[Start of Provided records]

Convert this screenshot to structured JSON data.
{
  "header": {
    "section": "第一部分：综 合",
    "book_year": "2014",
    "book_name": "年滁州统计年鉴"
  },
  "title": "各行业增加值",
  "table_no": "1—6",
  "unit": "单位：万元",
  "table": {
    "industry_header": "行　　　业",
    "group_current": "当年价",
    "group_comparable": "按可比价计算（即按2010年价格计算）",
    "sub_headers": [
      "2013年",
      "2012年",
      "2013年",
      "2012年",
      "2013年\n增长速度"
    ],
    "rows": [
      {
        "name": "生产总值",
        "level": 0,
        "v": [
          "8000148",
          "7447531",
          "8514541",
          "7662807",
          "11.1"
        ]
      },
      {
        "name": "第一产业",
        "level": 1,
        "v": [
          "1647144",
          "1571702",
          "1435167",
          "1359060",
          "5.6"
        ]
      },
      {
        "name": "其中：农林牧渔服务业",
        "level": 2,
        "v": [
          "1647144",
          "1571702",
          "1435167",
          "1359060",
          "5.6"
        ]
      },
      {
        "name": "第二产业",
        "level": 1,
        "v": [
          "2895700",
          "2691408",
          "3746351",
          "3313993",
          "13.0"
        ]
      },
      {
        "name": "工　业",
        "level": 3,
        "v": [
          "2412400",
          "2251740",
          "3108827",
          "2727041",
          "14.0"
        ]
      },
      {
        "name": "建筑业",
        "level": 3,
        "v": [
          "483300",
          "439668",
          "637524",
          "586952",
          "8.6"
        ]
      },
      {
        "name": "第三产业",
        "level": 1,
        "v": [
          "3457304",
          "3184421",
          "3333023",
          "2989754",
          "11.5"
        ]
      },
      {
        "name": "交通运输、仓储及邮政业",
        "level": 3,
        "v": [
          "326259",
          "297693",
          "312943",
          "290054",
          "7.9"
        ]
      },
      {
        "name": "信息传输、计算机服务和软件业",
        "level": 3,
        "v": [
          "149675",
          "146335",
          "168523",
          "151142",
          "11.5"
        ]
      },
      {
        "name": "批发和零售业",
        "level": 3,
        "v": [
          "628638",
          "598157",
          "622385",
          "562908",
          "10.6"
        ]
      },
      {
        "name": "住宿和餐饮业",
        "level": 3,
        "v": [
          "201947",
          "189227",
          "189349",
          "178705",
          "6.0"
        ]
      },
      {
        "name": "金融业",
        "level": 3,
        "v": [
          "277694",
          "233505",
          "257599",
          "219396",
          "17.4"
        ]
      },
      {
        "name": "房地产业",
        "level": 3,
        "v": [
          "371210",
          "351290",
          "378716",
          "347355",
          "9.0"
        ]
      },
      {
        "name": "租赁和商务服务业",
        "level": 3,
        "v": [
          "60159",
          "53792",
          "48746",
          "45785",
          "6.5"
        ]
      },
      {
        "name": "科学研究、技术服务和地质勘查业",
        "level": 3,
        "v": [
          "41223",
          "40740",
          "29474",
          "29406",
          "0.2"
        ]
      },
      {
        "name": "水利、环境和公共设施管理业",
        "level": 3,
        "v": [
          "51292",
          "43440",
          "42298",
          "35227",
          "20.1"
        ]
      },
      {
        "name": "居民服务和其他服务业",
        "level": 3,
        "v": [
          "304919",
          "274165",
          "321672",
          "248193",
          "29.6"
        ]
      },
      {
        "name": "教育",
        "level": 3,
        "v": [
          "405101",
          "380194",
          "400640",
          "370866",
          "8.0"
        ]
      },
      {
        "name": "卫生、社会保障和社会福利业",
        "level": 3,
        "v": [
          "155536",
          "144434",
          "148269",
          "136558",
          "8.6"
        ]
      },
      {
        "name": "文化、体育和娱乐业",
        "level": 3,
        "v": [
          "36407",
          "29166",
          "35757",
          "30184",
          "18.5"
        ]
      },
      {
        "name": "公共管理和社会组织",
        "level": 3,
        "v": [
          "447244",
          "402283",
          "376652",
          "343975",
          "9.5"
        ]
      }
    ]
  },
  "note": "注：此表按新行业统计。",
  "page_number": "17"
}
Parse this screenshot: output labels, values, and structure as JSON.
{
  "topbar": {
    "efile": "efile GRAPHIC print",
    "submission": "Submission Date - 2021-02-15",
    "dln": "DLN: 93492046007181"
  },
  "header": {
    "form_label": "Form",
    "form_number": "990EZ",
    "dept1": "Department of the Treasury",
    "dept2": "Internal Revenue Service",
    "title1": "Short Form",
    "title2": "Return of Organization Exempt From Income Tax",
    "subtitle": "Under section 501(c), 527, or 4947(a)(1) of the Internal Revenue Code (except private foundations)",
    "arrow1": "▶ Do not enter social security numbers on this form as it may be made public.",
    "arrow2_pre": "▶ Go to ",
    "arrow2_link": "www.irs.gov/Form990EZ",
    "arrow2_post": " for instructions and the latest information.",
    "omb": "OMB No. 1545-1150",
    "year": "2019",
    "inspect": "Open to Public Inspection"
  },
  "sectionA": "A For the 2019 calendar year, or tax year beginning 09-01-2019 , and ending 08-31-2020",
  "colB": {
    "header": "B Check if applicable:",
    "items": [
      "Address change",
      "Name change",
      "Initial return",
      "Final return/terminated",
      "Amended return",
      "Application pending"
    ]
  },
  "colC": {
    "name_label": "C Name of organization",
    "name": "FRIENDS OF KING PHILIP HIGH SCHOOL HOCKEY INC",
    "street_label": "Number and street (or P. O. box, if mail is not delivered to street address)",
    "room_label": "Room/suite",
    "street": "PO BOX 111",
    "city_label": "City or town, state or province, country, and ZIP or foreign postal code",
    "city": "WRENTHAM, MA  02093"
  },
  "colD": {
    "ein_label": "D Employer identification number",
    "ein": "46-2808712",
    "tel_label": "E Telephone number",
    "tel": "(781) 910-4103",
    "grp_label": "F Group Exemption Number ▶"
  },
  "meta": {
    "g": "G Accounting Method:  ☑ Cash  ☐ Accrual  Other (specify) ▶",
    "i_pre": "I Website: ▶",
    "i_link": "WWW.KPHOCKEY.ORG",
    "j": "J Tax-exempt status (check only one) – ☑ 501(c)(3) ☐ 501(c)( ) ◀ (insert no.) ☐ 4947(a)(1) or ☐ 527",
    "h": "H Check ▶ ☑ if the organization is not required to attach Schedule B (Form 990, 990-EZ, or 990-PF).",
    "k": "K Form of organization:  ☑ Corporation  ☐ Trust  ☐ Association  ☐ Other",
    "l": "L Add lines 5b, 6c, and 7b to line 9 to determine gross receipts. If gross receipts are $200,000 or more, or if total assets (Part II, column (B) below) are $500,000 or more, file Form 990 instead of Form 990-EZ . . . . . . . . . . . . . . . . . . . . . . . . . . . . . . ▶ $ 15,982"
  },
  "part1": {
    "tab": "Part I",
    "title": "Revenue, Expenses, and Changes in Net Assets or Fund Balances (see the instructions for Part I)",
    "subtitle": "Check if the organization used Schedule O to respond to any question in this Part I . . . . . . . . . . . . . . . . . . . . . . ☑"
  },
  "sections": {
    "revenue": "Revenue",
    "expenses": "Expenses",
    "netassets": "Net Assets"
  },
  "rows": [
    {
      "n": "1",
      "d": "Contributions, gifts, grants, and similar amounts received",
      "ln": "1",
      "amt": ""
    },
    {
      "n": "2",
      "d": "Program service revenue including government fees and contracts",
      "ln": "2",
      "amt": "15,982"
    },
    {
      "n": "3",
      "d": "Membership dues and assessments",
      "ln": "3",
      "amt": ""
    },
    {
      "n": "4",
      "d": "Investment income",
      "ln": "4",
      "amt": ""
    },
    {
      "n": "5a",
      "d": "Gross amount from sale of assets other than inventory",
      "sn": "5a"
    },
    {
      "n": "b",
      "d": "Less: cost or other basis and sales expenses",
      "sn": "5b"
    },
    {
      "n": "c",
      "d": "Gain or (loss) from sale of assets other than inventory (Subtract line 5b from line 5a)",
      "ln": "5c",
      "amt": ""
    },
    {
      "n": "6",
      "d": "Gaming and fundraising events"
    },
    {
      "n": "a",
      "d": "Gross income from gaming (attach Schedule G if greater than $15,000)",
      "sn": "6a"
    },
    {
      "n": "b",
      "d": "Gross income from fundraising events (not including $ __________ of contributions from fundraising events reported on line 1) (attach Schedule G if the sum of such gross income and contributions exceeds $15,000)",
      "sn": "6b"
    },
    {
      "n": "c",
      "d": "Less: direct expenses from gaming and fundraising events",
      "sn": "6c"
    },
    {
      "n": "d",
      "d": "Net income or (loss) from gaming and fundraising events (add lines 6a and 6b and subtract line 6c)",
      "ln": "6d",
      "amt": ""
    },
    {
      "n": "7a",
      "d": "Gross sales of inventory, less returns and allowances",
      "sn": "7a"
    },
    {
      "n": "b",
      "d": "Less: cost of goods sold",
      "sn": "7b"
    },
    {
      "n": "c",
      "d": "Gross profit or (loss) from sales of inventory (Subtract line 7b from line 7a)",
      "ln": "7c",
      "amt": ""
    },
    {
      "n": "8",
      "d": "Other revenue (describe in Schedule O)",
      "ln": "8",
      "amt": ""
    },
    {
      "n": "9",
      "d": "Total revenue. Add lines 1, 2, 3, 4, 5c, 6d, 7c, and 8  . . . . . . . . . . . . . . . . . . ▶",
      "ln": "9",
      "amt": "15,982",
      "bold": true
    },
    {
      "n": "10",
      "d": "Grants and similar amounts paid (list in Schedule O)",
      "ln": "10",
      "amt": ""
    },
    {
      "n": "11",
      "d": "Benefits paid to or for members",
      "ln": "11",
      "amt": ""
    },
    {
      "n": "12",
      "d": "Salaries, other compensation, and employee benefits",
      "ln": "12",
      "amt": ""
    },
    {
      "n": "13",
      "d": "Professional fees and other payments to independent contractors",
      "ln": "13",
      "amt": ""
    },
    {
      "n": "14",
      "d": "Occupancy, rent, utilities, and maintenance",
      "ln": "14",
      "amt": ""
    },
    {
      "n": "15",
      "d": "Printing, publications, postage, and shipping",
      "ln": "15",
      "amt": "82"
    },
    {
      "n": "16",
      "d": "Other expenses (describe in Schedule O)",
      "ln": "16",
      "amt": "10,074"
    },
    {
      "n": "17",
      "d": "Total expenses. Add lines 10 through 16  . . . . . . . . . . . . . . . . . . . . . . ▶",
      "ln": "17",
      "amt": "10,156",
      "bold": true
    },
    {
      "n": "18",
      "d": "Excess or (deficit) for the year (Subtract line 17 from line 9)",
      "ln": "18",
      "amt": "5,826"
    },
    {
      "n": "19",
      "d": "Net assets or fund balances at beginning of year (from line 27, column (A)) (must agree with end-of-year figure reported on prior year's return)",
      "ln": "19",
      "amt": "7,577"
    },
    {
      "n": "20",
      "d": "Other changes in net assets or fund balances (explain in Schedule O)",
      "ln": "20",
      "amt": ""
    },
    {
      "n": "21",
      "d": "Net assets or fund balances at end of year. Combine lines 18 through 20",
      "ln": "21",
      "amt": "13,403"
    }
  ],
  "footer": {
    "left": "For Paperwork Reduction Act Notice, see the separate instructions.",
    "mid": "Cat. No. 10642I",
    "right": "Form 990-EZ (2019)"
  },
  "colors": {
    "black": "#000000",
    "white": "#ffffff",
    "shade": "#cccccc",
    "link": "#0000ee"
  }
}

[End of Provided records]

• _Given problem_: Copy all lines from the material that include "street".

• _Response to this exercise_:
    "street_label": "Number and street (or P. O. box, if mail is not delivered to street address)",
    "street": "PO BOX 111",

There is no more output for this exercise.